--- Begin MATERIALS PROVIDED ---

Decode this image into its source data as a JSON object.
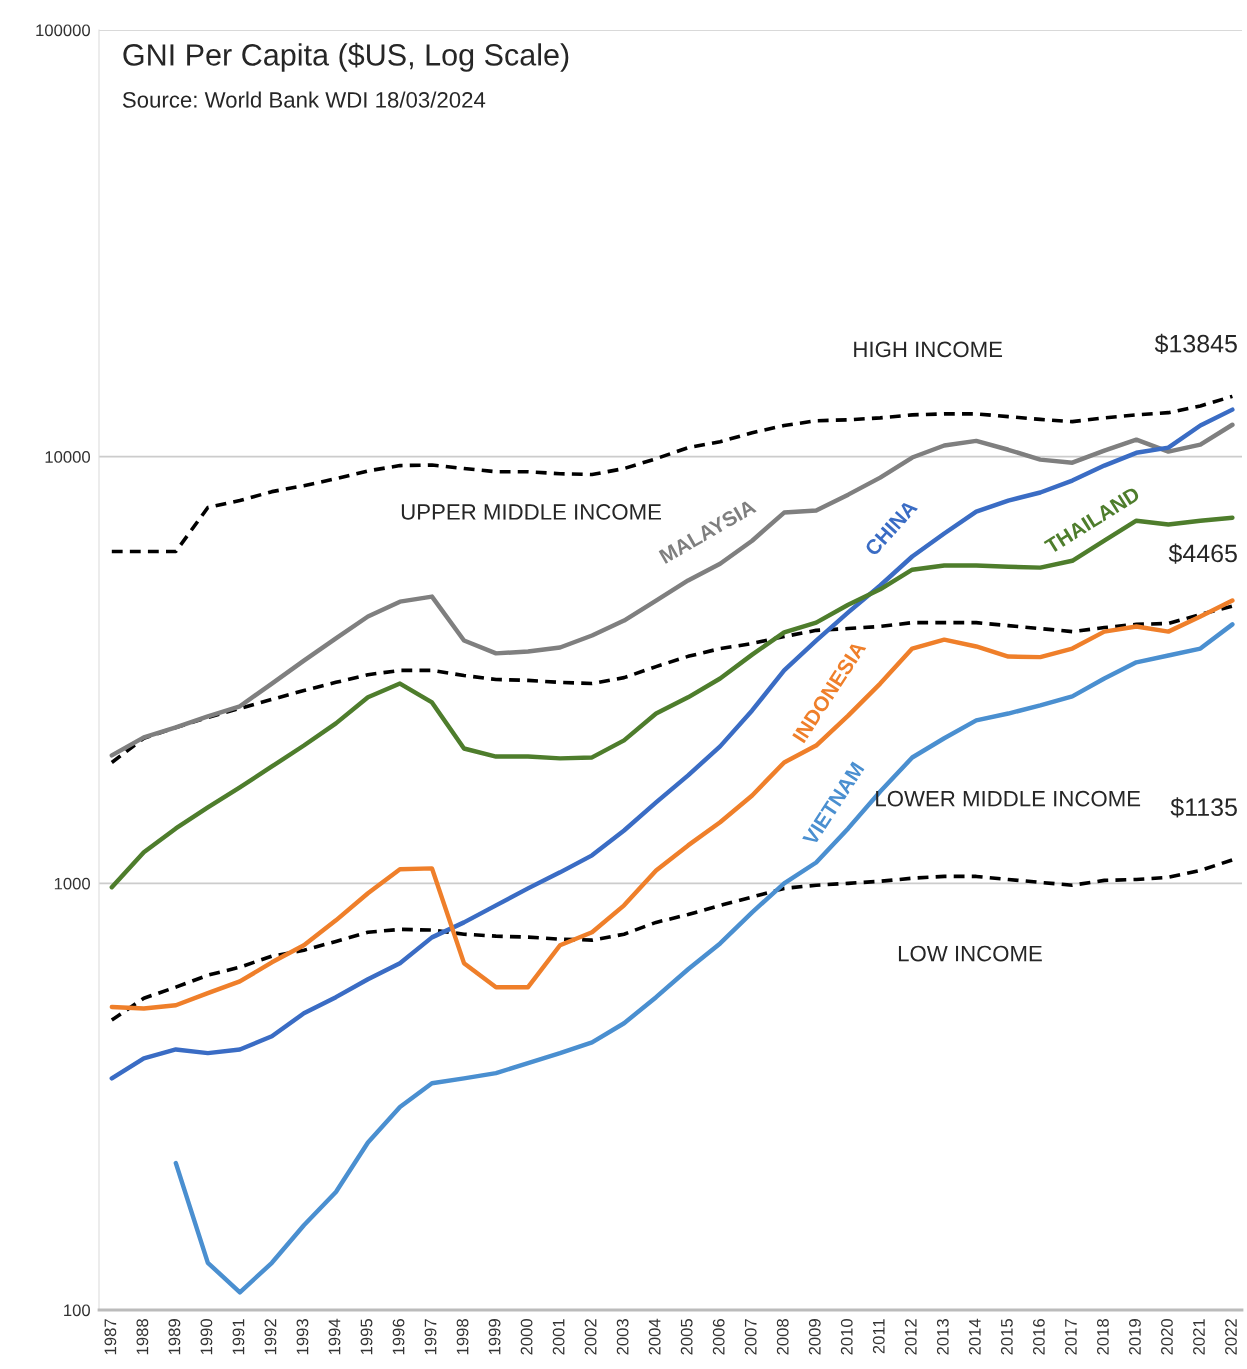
{
  "chart_data": {
    "type": "line",
    "title": "GNI Per Capita ($US, Log Scale)",
    "subtitle": "Source: World Bank WDI 18/03/2024",
    "categories": [
      "1987",
      "1988",
      "1989",
      "1990",
      "1991",
      "1992",
      "1993",
      "1994",
      "1995",
      "1996",
      "1997",
      "1998",
      "1999",
      "2000",
      "2001",
      "2002",
      "2003",
      "2004",
      "2005",
      "2006",
      "2007",
      "2008",
      "2009",
      "2010",
      "2011",
      "2012",
      "2013",
      "2014",
      "2015",
      "2016",
      "2017",
      "2018",
      "2019",
      "2020",
      "2021",
      "2022"
    ],
    "series": [
      {
        "color": "#000000",
        "line_style": "dashed",
        "values": [
          5994,
          5994,
          5994,
          7600,
          7890,
          8280,
          8550,
          8880,
          9260,
          9530,
          9560,
          9380,
          9220,
          9220,
          9120,
          9080,
          9380,
          9890,
          10500,
          10840,
          11380,
          11830,
          12140,
          12200,
          12330,
          12530,
          12600,
          12600,
          12410,
          12230,
          12080,
          12330,
          12530,
          12680,
          13150,
          13845
        ]
      },
      {
        "color": "#000000",
        "line_style": "dashed",
        "values": [
          1920,
          2188,
          2319,
          2449,
          2570,
          2698,
          2831,
          2958,
          3083,
          3155,
          3155,
          3069,
          3005,
          2990,
          2958,
          2939,
          3035,
          3221,
          3404,
          3550,
          3648,
          3787,
          3917,
          3955,
          4000,
          4083,
          4083,
          4083,
          4018,
          3955,
          3890,
          3976,
          4045,
          4065,
          4266,
          4465
        ]
      },
      {
        "color": "#000000",
        "line_style": "dashed",
        "values": [
          478,
          538,
          571,
          609,
          636,
          675,
          697,
          731,
          768,
          780,
          777,
          760,
          752,
          748,
          740,
          736,
          760,
          810,
          845,
          888,
          929,
          973,
          990,
          1000,
          1011,
          1028,
          1038,
          1038,
          1021,
          1005,
          990,
          1016,
          1021,
          1033,
          1072,
          1135
        ]
      },
      {
        "name": "MALAYSIA",
        "color": "#7f7f7f",
        "line_style": "solid",
        "values": [
          1995,
          2198,
          2319,
          2462,
          2600,
          2939,
          3327,
          3750,
          4220,
          4573,
          4700,
          3707,
          3459,
          3493,
          3570,
          3810,
          4130,
          4600,
          5128,
          5610,
          6353,
          7396,
          7480,
          8147,
          8930,
          9954,
          10620,
          10890,
          10380,
          9840,
          9680,
          10330,
          10960,
          10280,
          10670,
          11880
        ]
      },
      {
        "name": "CHINA",
        "color": "#3a6cc4",
        "line_style": "solid",
        "values": [
          349,
          389,
          408,
          400,
          408,
          438,
          496,
          541,
          596,
          650,
          747,
          810,
          888,
          973,
          1061,
          1163,
          1330,
          1548,
          1791,
          2094,
          2542,
          3155,
          3707,
          4314,
          4989,
          5834,
          6607,
          7430,
          7889,
          8241,
          8790,
          9530,
          10210,
          10500,
          11830,
          12890
        ]
      },
      {
        "name": "THAILAND",
        "color": "#4e7d2c",
        "line_style": "solid",
        "values": [
          979,
          1183,
          1345,
          1507,
          1679,
          1879,
          2104,
          2371,
          2729,
          2939,
          2655,
          2070,
          1982,
          1982,
          1963,
          1973,
          2163,
          2500,
          2729,
          3020,
          3436,
          3873,
          4083,
          4498,
          4887,
          5433,
          5559,
          5559,
          5521,
          5495,
          5702,
          6353,
          7079,
          6934,
          7079,
          7194
        ]
      },
      {
        "name": "INDONESIA",
        "color": "#ef7f2a",
        "line_style": "solid",
        "values": [
          513,
          509,
          518,
          553,
          589,
          653,
          716,
          819,
          948,
          1079,
          1084,
          650,
          571,
          571,
          716,
          768,
          888,
          1072,
          1227,
          1390,
          1607,
          1920,
          2104,
          2472,
          2939,
          3550,
          3726,
          3590,
          3400,
          3390,
          3550,
          3890,
          4000,
          3890,
          4220,
          4600
        ]
      },
      {
        "name": "VIETNAM",
        "color": "#4a8fd0",
        "line_style": "solid",
        "values": [
          null,
          null,
          221,
          129,
          110,
          129,
          158,
          189,
          247,
          299,
          340,
          349,
          359,
          379,
          400,
          424,
          470,
          541,
          629,
          723,
          855,
          1000,
          1119,
          1345,
          1641,
          1972,
          2188,
          2410,
          2500,
          2612,
          2742,
          3020,
          3296,
          3420,
          3550,
          4045
        ]
      }
    ],
    "log": true,
    "ylim": [
      100,
      100000
    ],
    "yticks": [
      {
        "value": 100,
        "label": "100"
      },
      {
        "value": 1000,
        "label": "1000"
      },
      {
        "value": 10000,
        "label": "10000"
      },
      {
        "value": 100000,
        "label": "100000"
      }
    ],
    "grid": "y",
    "legend": false,
    "marker": "none",
    "annotations": [
      "HIGH INCOME",
      "UPPER MIDDLE INCOME",
      "LOWER MIDDLE INCOME",
      "LOW INCOME",
      {
        "text": "$13845",
        "x": "2022",
        "y": 13845
      },
      {
        "text": "$4465",
        "x": "2022",
        "y": 4465
      },
      {
        "text": "$1135",
        "x": "2022",
        "y": 1135
      }
    ]
  }
}
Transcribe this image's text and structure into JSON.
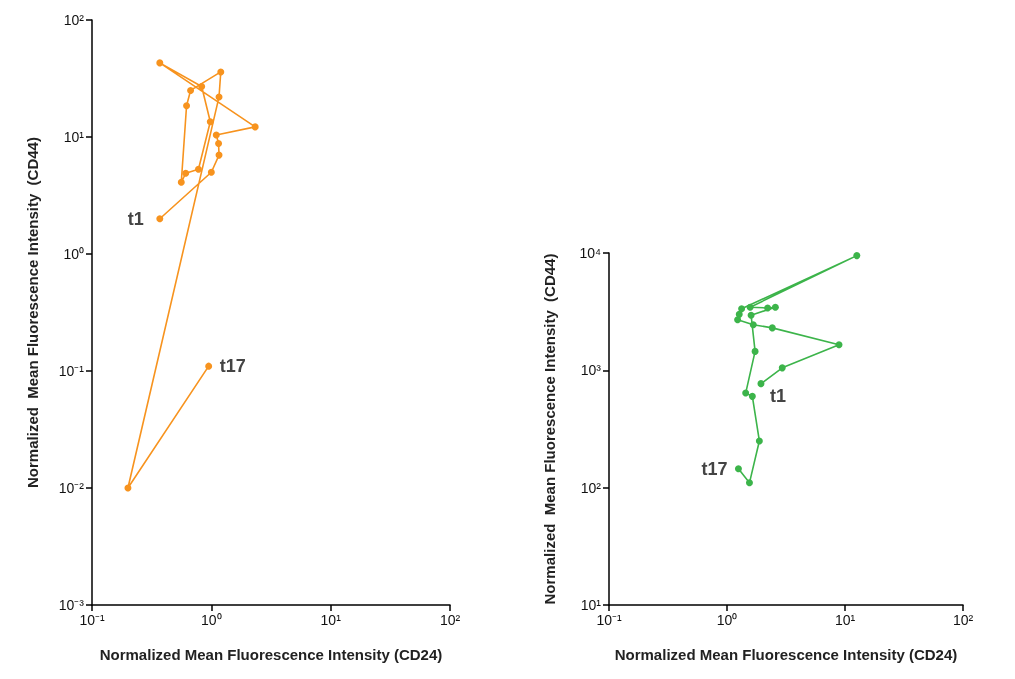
{
  "chart_data": [
    {
      "type": "line",
      "xlabel": "Normalized Mean Fluorescence Intensity (CD24)",
      "ylabel": "Normalized  Mean Fluorescence Intensity  (CD44)",
      "log": "xy",
      "marker": "circle",
      "line_style": "solid",
      "xlim": [
        0.1,
        100
      ],
      "xticks": [
        {
          "value": 0.1,
          "label": "10⁻¹"
        },
        {
          "value": 1,
          "label": "10⁰"
        },
        {
          "value": 10,
          "label": "10¹"
        },
        {
          "value": 100,
          "label": "10²"
        }
      ],
      "ylim": [
        0.001,
        100
      ],
      "yticks": [
        {
          "value": 0.001,
          "label": "10⁻³"
        },
        {
          "value": 0.01,
          "label": "10⁻²"
        },
        {
          "value": 0.1,
          "label": "10⁻¹"
        },
        {
          "value": 1,
          "label": "10⁰"
        },
        {
          "value": 10,
          "label": "10¹"
        },
        {
          "value": 100,
          "label": "10²"
        }
      ],
      "series": [
        {
          "color": "#f7931e",
          "x": [
            0.37,
            1.0,
            1.16,
            1.15,
            1.1,
            2.33,
            0.37,
            0.83,
            0.98,
            0.78,
            0.61,
            0.56,
            0.62,
            0.67,
            1.2,
            1.16,
            0.2,
            0.95
          ],
          "values": [
            2.0,
            5.0,
            7.0,
            8.8,
            10.4,
            12.2,
            43,
            27,
            13.5,
            5.3,
            4.9,
            4.1,
            18.5,
            25,
            36,
            22,
            0.01,
            0.11
          ]
        }
      ],
      "annotations": [
        {
          "text": "t1",
          "x": 0.37,
          "y": 2.0
        },
        {
          "text": "t17",
          "x": 0.95,
          "y": 0.11
        }
      ]
    },
    {
      "type": "line",
      "xlabel": "Normalized Mean Fluorescence Intensity (CD24)",
      "ylabel": "Normalized  Mean Fluorescence Intensity  (CD44)",
      "log": "xy",
      "marker": "circle",
      "line_style": "solid",
      "xlim": [
        0.1,
        100
      ],
      "xticks": [
        {
          "value": 0.1,
          "label": "10⁻¹"
        },
        {
          "value": 1,
          "label": "10⁰"
        },
        {
          "value": 10,
          "label": "10¹"
        },
        {
          "value": 100,
          "label": "10²"
        }
      ],
      "ylim": [
        10,
        10000
      ],
      "yticks": [
        {
          "value": 10,
          "label": "10¹"
        },
        {
          "value": 100,
          "label": "10²"
        },
        {
          "value": 1000,
          "label": "10³"
        },
        {
          "value": 10000,
          "label": "10⁴"
        }
      ],
      "series": [
        {
          "color": "#3cb44a",
          "x": [
            1.94,
            2.94,
            8.9,
            2.42,
            1.67,
            1.23,
            1.27,
            1.33,
            12.6,
            1.57,
            2.21,
            2.57,
            1.6,
            1.73,
            1.44,
            1.64,
            1.88,
            1.55,
            1.25
          ],
          "values": [
            770,
            1050,
            1650,
            2300,
            2450,
            2700,
            3000,
            3350,
            9500,
            3450,
            3400,
            3450,
            2950,
            1450,
            640,
            600,
            250,
            110,
            145
          ]
        }
      ],
      "annotations": [
        {
          "text": "t1",
          "x": 1.94,
          "y": 770
        },
        {
          "text": "t17",
          "x": 1.25,
          "y": 145
        }
      ]
    }
  ]
}
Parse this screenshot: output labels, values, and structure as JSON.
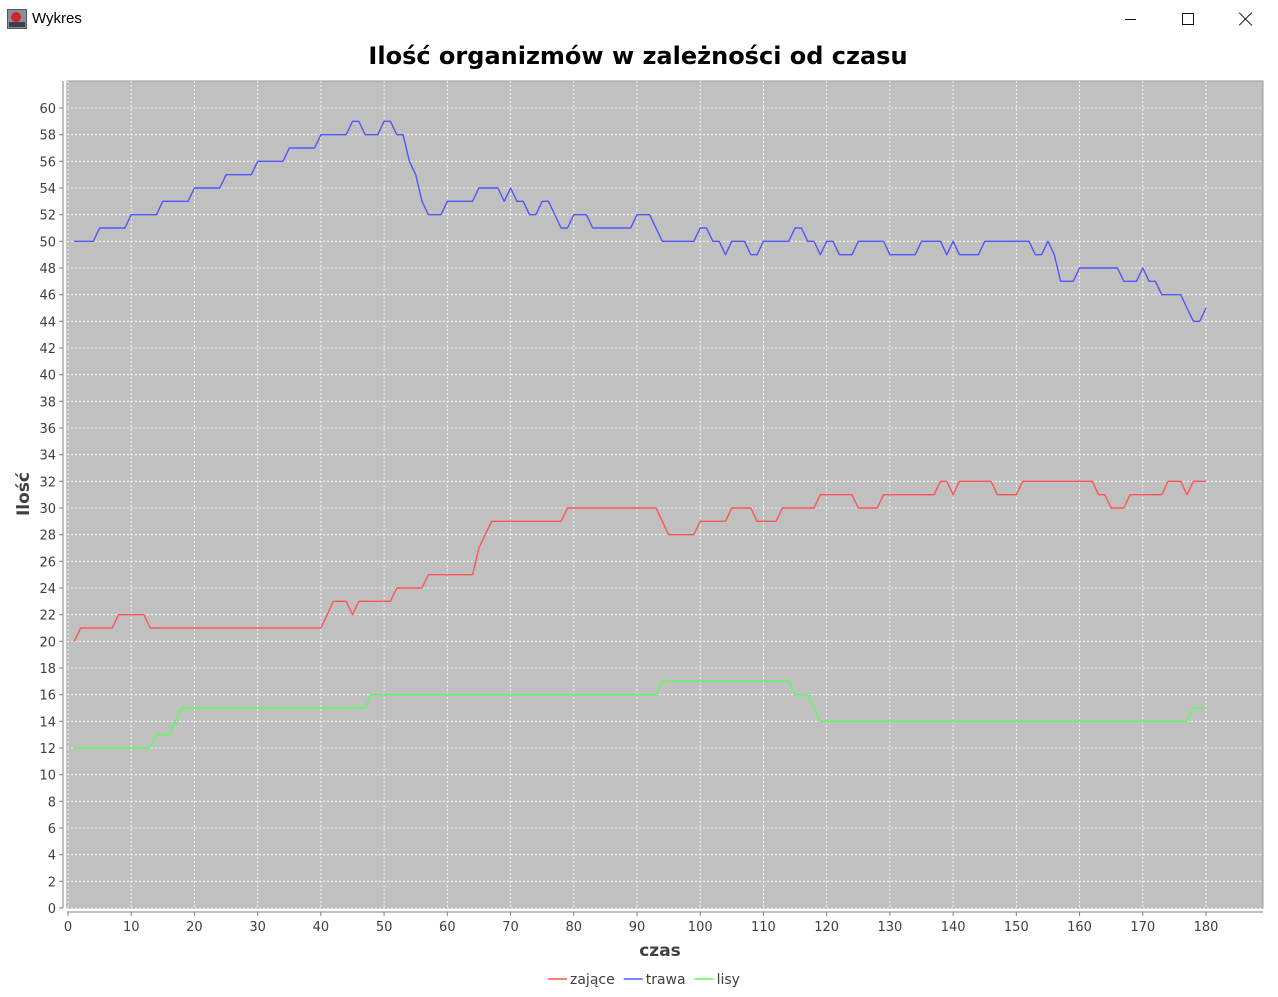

--- End MATERIALS PROVIDED ---

| TASK STATEMENT |
Scan the records above for the string "image", then report every line that contains it.

| RESULT BELOW |
Decode this image into its source data as a JSON object.
Transcribe this image's text and structure into JSON.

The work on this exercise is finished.